- _Your instructions_: Your answer is a single number: the count of lines that contain the string "this".

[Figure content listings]
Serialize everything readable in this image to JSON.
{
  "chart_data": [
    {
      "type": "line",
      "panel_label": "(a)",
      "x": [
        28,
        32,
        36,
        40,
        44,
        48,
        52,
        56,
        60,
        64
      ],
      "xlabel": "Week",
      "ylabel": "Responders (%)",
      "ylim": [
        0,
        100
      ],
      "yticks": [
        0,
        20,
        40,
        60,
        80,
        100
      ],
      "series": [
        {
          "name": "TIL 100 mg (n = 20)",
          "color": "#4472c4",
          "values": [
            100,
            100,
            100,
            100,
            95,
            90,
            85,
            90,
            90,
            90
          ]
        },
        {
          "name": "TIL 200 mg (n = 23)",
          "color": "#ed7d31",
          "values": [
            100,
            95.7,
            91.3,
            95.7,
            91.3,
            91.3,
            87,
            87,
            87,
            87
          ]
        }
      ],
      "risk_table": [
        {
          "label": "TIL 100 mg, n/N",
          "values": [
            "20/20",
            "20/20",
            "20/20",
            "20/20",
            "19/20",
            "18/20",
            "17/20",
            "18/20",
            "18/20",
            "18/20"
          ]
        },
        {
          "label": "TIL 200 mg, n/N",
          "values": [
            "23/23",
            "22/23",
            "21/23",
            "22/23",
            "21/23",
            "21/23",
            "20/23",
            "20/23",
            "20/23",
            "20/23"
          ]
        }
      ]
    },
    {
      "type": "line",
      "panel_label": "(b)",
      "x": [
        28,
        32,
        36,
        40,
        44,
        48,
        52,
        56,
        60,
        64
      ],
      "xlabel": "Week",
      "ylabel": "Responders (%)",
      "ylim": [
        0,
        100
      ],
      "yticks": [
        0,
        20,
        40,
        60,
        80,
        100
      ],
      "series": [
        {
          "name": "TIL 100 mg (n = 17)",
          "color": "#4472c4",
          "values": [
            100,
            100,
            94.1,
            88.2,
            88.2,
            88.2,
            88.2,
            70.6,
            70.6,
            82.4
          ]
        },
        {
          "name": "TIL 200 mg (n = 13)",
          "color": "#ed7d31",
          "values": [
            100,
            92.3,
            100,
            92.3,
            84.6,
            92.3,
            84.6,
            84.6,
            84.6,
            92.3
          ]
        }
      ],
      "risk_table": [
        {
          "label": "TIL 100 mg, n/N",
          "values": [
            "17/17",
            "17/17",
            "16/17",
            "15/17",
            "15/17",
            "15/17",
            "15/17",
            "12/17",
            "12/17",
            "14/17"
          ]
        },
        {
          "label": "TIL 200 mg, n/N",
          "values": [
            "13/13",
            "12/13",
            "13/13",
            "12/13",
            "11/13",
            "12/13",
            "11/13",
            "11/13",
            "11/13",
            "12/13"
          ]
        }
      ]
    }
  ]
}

==

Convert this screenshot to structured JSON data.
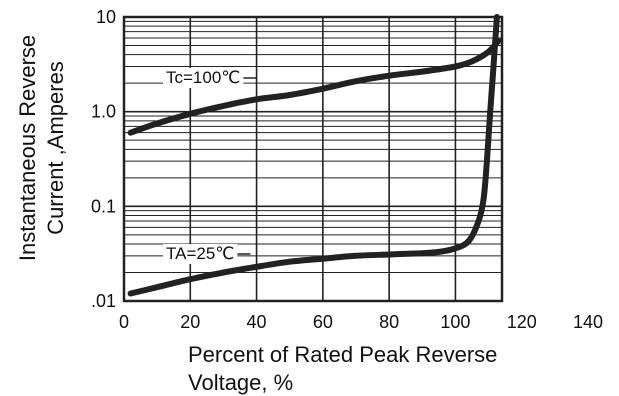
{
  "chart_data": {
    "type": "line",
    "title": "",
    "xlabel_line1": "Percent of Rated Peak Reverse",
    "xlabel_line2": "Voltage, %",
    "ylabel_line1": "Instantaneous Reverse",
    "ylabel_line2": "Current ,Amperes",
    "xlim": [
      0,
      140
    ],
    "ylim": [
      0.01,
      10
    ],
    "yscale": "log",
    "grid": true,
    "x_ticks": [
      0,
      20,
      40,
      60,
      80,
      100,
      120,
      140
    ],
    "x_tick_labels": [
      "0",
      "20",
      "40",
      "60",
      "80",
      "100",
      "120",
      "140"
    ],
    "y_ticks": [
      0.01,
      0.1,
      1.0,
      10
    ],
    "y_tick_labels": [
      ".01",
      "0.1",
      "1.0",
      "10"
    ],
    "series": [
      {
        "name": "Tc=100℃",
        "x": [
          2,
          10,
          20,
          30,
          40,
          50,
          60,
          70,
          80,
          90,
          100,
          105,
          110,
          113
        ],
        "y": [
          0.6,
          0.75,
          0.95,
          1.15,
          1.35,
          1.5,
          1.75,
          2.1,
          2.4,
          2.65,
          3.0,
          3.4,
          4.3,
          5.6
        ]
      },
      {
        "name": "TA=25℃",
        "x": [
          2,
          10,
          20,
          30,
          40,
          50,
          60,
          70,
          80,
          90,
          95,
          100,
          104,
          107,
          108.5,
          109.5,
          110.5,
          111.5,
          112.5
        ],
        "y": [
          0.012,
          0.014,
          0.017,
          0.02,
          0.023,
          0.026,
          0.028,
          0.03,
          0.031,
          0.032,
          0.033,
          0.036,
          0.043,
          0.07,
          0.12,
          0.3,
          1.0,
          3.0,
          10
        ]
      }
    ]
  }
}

- _Finished task_: 2